§ **RECORDS FOR THIS EXERCISE**:
** BEGIN **

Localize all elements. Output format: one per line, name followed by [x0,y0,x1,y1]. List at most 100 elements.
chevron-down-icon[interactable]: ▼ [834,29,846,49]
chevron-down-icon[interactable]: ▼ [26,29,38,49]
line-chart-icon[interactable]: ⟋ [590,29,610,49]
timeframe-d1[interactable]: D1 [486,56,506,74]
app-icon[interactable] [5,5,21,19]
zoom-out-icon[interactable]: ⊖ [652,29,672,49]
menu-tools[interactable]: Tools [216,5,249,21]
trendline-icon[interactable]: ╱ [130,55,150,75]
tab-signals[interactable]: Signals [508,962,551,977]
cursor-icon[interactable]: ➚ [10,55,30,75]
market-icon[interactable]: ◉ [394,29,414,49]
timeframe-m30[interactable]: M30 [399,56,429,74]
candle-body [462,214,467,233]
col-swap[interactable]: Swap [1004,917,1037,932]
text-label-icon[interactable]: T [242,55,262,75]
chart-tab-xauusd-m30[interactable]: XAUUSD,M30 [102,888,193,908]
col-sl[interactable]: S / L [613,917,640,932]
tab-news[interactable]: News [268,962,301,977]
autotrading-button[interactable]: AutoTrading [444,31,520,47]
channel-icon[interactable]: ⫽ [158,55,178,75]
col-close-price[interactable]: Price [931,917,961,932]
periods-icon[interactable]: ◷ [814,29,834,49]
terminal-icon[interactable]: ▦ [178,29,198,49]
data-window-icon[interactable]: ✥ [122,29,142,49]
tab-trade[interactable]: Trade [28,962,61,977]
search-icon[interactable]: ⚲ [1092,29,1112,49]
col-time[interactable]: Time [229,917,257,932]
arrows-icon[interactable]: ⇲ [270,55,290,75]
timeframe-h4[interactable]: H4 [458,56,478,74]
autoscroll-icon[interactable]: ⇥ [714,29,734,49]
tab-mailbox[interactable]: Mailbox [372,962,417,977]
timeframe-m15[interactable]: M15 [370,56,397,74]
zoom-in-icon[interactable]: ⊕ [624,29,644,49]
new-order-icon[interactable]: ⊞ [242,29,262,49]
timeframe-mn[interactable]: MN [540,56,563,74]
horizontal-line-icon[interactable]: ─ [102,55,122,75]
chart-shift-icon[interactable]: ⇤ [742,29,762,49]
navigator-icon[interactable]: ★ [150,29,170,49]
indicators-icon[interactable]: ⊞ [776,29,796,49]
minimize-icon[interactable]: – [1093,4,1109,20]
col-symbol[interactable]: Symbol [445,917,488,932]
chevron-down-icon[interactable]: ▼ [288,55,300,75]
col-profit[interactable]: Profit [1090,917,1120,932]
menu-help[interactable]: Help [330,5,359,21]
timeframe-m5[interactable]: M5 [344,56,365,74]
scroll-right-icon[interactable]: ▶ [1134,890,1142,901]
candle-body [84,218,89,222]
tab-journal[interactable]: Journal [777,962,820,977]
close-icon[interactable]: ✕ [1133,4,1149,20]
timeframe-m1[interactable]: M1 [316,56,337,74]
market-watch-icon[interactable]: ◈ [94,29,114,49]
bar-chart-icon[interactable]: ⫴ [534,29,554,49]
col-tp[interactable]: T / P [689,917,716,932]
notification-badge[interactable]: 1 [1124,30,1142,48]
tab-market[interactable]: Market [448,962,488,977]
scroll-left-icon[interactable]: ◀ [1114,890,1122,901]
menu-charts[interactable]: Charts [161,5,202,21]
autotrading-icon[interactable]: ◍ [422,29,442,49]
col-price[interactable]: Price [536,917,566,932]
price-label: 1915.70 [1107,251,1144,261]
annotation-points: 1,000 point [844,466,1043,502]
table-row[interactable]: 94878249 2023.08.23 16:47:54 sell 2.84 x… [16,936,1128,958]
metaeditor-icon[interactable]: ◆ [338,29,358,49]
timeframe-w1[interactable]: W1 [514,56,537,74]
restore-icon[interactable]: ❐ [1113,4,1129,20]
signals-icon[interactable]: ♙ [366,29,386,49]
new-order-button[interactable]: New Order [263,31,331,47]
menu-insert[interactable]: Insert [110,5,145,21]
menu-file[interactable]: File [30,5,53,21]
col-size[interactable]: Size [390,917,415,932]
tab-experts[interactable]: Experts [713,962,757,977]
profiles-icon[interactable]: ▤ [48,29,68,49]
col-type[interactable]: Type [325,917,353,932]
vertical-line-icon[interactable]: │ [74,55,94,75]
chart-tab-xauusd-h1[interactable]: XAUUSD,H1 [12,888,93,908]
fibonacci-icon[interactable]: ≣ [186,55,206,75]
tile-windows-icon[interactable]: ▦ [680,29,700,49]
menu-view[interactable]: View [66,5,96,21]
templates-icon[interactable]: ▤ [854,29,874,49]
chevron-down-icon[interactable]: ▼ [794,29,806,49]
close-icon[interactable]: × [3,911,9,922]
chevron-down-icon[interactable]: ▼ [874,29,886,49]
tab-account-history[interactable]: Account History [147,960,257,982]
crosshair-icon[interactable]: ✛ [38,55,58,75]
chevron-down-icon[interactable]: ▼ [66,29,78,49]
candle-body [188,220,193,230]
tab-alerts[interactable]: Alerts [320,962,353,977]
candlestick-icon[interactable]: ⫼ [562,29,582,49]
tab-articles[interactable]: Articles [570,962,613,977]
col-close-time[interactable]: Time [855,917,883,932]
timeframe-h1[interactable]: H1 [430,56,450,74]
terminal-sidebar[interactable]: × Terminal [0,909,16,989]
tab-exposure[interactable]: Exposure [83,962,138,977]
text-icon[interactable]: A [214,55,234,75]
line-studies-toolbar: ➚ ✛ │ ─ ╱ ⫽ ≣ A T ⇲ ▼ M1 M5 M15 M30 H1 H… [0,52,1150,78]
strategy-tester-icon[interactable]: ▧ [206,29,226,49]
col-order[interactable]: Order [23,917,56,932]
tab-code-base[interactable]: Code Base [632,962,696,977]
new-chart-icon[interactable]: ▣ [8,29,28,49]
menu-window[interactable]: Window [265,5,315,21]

** END **

§ **WHAT NEEDS TO BE DONE**: Rewrite every line of the data above, swapping "interactable" for "clickable" everywhere it occurs and leaving all else unchanged.

§ **EXERCISE OUTPUT**:
Localize all elements. Output format: one per line, name followed by [x0,y0,x1,y1]. List at most 100 elements.
chevron-down-icon[clickable]: ▼ [834,29,846,49]
chevron-down-icon[clickable]: ▼ [26,29,38,49]
line-chart-icon[clickable]: ⟋ [590,29,610,49]
timeframe-d1[clickable]: D1 [486,56,506,74]
app-icon[clickable] [5,5,21,19]
zoom-out-icon[clickable]: ⊖ [652,29,672,49]
menu-tools[clickable]: Tools [216,5,249,21]
trendline-icon[clickable]: ╱ [130,55,150,75]
tab-signals[clickable]: Signals [508,962,551,977]
cursor-icon[clickable]: ➚ [10,55,30,75]
market-icon[clickable]: ◉ [394,29,414,49]
timeframe-m30[clickable]: M30 [399,56,429,74]
candle-body [462,214,467,233]
col-swap[clickable]: Swap [1004,917,1037,932]
text-label-icon[clickable]: T [242,55,262,75]
chart-tab-xauusd-m30[clickable]: XAUUSD,M30 [102,888,193,908]
col-sl[clickable]: S / L [613,917,640,932]
tab-news[clickable]: News [268,962,301,977]
autotrading-button[clickable]: AutoTrading [444,31,520,47]
channel-icon[clickable]: ⫽ [158,55,178,75]
col-close-price[clickable]: Price [931,917,961,932]
periods-icon[clickable]: ◷ [814,29,834,49]
terminal-icon[clickable]: ▦ [178,29,198,49]
data-window-icon[clickable]: ✥ [122,29,142,49]
tab-trade[clickable]: Trade [28,962,61,977]
search-icon[clickable]: ⚲ [1092,29,1112,49]
col-time[clickable]: Time [229,917,257,932]
arrows-icon[clickable]: ⇲ [270,55,290,75]
timeframe-h4[clickable]: H4 [458,56,478,74]
autoscroll-icon[clickable]: ⇥ [714,29,734,49]
tab-mailbox[clickable]: Mailbox [372,962,417,977]
timeframe-m15[clickable]: M15 [370,56,397,74]
zoom-in-icon[clickable]: ⊕ [624,29,644,49]
new-order-icon[clickable]: ⊞ [242,29,262,49]
timeframe-mn[clickable]: MN [540,56,563,74]
horizontal-line-icon[clickable]: ─ [102,55,122,75]
chart-shift-icon[clickable]: ⇤ [742,29,762,49]
navigator-icon[clickable]: ★ [150,29,170,49]
indicators-icon[clickable]: ⊞ [776,29,796,49]
minimize-icon[clickable]: – [1093,4,1109,20]
col-symbol[clickable]: Symbol [445,917,488,932]
chevron-down-icon[clickable]: ▼ [288,55,300,75]
col-profit[clickable]: Profit [1090,917,1120,932]
menu-help[clickable]: Help [330,5,359,21]
timeframe-m5[clickable]: M5 [344,56,365,74]
scroll-right-icon[clickable]: ▶ [1134,890,1142,901]
candle-body [84,218,89,222]
tab-journal[clickable]: Journal [777,962,820,977]
close-icon[clickable]: ✕ [1133,4,1149,20]
timeframe-m1[clickable]: M1 [316,56,337,74]
market-watch-icon[clickable]: ◈ [94,29,114,49]
bar-chart-icon[clickable]: ⫴ [534,29,554,49]
col-tp[clickable]: T / P [689,917,716,932]
notification-badge[clickable]: 1 [1124,30,1142,48]
tab-market[clickable]: Market [448,962,488,977]
scroll-left-icon[clickable]: ◀ [1114,890,1122,901]
menu-charts[clickable]: Charts [161,5,202,21]
autotrading-icon[clickable]: ◍ [422,29,442,49]
col-price[clickable]: Price [536,917,566,932]
price-label: 1915.70 [1107,251,1144,261]
annotation-points: 1,000 point [844,466,1043,502]
table-row[clickable]: 94878249 2023.08.23 16:47:54 sell 2.84 x… [16,936,1128,958]
metaeditor-icon[clickable]: ◆ [338,29,358,49]
timeframe-w1[clickable]: W1 [514,56,537,74]
restore-icon[clickable]: ❐ [1113,4,1129,20]
signals-icon[clickable]: ♙ [366,29,386,49]
new-order-button[clickable]: New Order [263,31,331,47]
menu-insert[clickable]: Insert [110,5,145,21]
menu-file[clickable]: File [30,5,53,21]
col-size[clickable]: Size [390,917,415,932]
tab-experts[clickable]: Experts [713,962,757,977]
profiles-icon[clickable]: ▤ [48,29,68,49]
col-type[clickable]: Type [325,917,353,932]
vertical-line-icon[clickable]: │ [74,55,94,75]
chart-tab-xauusd-h1[clickable]: XAUUSD,H1 [12,888,93,908]
fibonacci-icon[clickable]: ≣ [186,55,206,75]
tile-windows-icon[clickable]: ▦ [680,29,700,49]
menu-view[clickable]: View [66,5,96,21]
templates-icon[clickable]: ▤ [854,29,874,49]
chevron-down-icon[clickable]: ▼ [794,29,806,49]
close-icon[clickable]: × [3,911,9,922]
chevron-down-icon[clickable]: ▼ [874,29,886,49]
tab-account-history[clickable]: Account History [147,960,257,982]
crosshair-icon[clickable]: ✛ [38,55,58,75]
chevron-down-icon[clickable]: ▼ [66,29,78,49]
candle-body [188,220,193,230]
tab-alerts[clickable]: Alerts [320,962,353,977]
candlestick-icon[clickable]: ⫼ [562,29,582,49]
tab-articles[clickable]: Articles [570,962,613,977]
col-close-time[clickable]: Time [855,917,883,932]
timeframe-h1[clickable]: H1 [430,56,450,74]
terminal-sidebar[clickable]: × Terminal [0,909,16,989]
tab-exposure[clickable]: Exposure [83,962,138,977]
text-icon[clickable]: A [214,55,234,75]
line-studies-toolbar: ➚ ✛ │ ─ ╱ ⫽ ≣ A T ⇲ ▼ M1 M5 M15 M30 H1 H… [0,52,1150,78]
strategy-tester-icon[clickable]: ▧ [206,29,226,49]
col-order[clickable]: Order [23,917,56,932]
tab-code-base[clickable]: Code Base [632,962,696,977]
new-chart-icon[clickable]: ▣ [8,29,28,49]
menu-window[clickable]: Window [265,5,315,21]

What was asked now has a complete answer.